Records for the exercise:
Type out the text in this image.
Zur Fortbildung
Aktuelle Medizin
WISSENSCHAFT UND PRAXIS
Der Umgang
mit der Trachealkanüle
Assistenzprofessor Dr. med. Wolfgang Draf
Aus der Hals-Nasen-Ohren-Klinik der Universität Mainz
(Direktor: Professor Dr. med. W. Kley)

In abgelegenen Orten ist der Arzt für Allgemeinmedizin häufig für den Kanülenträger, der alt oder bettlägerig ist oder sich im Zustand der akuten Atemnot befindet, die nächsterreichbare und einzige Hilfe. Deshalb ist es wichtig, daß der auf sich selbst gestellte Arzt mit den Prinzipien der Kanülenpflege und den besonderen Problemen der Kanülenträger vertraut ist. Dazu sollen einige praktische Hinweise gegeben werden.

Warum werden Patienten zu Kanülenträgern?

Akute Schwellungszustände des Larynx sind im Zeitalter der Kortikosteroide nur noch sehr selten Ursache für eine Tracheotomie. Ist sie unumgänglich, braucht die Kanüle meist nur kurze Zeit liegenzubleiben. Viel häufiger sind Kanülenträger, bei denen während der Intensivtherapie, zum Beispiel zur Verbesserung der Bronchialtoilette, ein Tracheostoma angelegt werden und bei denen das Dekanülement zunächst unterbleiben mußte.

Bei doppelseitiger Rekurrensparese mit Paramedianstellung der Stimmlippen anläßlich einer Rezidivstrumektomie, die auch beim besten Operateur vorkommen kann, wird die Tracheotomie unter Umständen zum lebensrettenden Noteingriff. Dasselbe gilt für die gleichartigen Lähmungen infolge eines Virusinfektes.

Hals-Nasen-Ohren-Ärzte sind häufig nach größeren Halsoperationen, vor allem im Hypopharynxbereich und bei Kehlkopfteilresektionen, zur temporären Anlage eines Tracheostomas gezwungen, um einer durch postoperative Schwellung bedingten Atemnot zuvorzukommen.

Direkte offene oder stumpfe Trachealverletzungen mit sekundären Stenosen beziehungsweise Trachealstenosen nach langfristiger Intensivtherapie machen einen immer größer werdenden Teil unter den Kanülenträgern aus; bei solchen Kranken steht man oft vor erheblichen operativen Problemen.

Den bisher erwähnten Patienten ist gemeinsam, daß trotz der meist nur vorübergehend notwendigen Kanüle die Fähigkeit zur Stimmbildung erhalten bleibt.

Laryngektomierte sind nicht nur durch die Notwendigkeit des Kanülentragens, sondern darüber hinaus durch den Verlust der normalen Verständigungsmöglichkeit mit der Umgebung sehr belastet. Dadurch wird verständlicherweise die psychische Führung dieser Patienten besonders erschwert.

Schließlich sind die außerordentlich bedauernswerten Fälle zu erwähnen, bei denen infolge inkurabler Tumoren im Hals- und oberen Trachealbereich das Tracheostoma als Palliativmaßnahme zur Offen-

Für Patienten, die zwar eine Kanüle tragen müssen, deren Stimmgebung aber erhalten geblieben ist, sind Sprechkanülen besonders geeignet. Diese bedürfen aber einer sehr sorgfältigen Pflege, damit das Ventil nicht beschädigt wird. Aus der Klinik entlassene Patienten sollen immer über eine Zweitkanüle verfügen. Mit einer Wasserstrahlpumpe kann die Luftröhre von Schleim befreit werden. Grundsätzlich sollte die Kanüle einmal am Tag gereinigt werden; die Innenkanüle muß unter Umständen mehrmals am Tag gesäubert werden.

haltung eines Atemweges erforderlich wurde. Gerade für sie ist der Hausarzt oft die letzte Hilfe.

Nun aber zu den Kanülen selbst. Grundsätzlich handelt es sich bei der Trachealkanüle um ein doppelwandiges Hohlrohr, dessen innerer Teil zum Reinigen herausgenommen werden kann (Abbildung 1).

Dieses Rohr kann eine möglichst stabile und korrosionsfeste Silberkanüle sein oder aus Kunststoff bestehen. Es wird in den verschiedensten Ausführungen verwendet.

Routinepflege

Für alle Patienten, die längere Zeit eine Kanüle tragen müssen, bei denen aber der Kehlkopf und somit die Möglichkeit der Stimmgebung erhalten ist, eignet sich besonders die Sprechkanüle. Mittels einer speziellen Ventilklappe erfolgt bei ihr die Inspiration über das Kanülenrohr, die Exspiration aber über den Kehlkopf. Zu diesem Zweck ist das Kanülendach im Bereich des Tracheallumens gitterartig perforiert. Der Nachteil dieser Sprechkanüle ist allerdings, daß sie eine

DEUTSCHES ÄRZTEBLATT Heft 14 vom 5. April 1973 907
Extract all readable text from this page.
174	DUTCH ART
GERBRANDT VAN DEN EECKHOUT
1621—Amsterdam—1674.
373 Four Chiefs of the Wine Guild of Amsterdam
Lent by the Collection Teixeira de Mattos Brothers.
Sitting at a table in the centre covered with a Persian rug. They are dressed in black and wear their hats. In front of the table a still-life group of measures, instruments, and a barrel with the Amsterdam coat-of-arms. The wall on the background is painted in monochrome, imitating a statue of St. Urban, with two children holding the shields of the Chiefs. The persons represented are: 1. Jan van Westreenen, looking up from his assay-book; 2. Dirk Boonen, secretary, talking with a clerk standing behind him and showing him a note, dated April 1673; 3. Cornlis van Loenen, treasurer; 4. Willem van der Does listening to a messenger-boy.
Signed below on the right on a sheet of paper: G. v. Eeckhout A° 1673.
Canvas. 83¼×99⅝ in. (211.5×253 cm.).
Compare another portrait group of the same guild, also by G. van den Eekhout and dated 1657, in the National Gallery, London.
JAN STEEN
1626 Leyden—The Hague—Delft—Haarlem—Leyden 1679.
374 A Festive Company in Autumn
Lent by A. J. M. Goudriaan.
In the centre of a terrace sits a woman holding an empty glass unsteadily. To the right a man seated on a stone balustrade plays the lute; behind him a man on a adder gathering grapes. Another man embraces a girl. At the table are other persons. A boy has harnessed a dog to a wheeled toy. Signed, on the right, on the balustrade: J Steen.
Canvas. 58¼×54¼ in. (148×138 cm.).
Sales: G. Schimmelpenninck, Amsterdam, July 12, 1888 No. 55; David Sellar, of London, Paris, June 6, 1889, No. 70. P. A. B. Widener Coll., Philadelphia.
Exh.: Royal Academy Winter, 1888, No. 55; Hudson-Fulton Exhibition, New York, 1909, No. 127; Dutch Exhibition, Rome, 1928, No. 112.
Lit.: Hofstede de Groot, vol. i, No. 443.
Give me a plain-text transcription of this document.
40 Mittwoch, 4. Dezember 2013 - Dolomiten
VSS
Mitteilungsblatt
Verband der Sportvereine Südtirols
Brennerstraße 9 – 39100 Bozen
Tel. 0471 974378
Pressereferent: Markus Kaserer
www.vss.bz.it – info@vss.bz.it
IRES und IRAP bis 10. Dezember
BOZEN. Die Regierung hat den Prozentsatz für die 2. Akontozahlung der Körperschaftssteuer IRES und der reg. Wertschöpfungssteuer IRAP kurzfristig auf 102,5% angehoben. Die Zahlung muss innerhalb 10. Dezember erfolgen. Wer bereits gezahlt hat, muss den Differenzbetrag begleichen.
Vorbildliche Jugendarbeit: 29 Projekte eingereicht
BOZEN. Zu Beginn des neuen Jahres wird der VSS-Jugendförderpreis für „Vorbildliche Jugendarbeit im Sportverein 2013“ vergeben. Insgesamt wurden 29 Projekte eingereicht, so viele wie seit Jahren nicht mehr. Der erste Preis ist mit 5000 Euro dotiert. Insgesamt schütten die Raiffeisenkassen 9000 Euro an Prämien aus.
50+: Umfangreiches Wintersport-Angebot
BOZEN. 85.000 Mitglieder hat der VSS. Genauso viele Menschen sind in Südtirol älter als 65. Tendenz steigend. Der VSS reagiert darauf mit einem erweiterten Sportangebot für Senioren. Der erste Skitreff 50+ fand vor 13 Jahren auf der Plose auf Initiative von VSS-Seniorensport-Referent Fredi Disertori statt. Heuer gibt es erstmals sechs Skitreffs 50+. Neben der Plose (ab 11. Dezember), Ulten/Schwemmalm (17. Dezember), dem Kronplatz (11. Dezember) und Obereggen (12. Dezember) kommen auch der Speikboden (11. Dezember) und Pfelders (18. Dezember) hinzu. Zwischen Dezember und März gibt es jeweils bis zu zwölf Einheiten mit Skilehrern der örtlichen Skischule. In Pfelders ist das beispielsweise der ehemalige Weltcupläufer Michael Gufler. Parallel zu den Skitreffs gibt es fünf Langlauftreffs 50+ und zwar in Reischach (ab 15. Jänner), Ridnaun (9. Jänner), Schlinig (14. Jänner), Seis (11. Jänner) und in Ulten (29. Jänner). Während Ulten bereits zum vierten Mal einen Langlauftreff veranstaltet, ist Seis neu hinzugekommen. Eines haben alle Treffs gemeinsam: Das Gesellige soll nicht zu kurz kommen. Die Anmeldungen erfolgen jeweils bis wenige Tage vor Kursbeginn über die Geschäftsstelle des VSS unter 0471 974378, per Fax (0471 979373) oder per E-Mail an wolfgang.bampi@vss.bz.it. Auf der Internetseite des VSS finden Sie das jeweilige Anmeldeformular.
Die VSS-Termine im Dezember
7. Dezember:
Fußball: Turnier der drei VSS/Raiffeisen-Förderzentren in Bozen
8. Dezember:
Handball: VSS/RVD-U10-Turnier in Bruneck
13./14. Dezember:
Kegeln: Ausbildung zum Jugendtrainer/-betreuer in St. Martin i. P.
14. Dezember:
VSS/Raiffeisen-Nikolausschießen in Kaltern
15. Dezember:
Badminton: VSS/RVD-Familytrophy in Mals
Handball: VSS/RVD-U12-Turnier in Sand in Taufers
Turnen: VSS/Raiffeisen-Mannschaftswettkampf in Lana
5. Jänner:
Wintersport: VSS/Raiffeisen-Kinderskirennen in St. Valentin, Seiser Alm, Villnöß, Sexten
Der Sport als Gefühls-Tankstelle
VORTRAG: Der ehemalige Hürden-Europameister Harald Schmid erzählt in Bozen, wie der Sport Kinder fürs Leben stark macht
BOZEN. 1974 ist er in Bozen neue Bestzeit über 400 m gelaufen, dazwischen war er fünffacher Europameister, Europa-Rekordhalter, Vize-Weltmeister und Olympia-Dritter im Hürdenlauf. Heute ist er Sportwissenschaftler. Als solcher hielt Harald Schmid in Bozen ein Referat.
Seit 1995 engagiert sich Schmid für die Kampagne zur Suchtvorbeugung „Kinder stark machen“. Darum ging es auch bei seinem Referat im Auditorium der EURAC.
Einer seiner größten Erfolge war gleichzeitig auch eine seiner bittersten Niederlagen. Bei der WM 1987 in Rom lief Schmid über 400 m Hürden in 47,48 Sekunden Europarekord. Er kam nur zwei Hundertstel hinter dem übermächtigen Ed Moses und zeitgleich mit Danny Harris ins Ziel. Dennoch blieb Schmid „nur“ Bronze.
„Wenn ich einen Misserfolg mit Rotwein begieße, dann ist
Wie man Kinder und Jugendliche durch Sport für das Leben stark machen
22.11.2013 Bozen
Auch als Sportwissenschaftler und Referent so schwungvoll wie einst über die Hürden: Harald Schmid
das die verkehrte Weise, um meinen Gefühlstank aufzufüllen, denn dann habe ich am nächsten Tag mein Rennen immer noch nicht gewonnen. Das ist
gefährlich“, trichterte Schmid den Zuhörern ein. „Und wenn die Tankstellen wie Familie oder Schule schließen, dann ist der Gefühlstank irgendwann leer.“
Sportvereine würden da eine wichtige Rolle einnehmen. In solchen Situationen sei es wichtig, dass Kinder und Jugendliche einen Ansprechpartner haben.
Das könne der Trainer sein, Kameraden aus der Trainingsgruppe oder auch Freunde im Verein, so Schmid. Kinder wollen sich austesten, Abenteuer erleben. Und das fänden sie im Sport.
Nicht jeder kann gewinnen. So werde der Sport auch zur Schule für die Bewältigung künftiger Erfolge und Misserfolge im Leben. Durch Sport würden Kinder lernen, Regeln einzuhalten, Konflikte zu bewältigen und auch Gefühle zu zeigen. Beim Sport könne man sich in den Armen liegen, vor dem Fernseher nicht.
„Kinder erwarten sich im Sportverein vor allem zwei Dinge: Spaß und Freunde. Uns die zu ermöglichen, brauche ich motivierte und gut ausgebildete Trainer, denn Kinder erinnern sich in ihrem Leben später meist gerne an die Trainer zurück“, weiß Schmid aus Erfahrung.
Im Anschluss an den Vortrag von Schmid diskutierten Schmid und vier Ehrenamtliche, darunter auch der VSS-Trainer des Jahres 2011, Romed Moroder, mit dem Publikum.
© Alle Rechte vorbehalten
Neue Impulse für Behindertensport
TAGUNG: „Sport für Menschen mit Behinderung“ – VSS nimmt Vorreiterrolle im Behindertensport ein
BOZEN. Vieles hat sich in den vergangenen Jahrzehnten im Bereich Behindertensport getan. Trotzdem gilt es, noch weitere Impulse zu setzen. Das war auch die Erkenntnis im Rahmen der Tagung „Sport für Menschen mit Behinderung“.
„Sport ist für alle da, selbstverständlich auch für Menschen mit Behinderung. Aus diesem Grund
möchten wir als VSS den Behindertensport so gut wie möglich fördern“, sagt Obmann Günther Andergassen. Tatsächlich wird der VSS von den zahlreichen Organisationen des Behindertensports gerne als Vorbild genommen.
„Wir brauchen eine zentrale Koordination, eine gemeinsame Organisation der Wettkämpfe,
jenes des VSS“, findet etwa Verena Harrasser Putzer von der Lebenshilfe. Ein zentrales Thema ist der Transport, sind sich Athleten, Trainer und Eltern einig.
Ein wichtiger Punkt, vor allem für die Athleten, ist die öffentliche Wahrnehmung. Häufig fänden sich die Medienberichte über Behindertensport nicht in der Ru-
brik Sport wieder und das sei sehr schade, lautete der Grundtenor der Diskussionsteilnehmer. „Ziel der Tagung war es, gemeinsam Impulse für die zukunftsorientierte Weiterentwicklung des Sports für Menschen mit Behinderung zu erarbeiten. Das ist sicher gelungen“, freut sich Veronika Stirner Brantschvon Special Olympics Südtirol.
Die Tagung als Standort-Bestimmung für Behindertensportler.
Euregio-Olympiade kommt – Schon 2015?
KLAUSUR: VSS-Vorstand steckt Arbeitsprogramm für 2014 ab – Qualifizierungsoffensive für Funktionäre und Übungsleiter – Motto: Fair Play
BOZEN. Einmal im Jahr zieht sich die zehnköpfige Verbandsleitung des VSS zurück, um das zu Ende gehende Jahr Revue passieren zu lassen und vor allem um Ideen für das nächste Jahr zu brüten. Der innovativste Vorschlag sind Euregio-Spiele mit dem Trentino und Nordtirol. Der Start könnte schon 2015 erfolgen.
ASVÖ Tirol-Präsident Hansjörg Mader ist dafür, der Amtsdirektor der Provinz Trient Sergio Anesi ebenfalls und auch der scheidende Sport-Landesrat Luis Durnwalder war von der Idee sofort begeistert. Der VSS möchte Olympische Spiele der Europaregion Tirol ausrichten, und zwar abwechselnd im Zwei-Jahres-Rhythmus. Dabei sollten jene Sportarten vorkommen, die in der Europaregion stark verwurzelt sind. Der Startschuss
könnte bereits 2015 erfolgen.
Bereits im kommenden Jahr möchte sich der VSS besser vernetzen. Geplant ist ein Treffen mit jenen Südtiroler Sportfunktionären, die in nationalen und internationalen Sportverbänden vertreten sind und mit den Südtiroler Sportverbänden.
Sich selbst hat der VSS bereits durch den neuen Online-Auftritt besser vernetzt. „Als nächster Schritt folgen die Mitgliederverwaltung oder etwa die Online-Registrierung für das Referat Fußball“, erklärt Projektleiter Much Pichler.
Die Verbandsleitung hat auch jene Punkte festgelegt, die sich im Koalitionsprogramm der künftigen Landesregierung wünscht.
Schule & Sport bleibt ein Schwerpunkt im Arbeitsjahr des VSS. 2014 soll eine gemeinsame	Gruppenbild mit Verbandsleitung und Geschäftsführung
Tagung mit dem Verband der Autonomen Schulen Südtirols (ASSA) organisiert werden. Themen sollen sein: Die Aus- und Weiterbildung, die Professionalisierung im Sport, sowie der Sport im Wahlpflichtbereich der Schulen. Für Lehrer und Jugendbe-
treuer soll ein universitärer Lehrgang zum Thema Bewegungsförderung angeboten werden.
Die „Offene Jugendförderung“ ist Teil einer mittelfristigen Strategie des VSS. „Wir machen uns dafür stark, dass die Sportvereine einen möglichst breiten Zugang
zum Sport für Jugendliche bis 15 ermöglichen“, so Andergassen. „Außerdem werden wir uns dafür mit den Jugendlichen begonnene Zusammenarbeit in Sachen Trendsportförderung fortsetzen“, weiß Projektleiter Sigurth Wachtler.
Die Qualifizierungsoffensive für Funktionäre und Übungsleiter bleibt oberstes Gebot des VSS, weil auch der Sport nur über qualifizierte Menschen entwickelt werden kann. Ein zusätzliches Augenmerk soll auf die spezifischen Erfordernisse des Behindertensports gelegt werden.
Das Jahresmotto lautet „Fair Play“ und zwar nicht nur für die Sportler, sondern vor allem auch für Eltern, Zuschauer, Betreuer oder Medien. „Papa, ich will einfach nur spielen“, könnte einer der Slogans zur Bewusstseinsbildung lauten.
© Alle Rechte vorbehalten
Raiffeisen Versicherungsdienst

Problem description: Copy out the lines of the records above in which the string "Qualifizierungsoffensive" appears.

Task response:
KLAUSUR: VSS-Vorstand steckt Arbeitsprogramm für 2014 ab – Qualifizierungsoffensive für Funktionäre und Übungsleiter – Motto: Fair Play
Die Qualifizierungsoffensive für Funktionäre und Übungsleiter bleibt oberstes Gebot des VSS, weil auch der Sport nur über qualifizierte Menschen entwickelt werden kann. Ein zusätzliches Augenmerk soll auf die spezifischen Erfordernisse des Behindertensports gelegt werden.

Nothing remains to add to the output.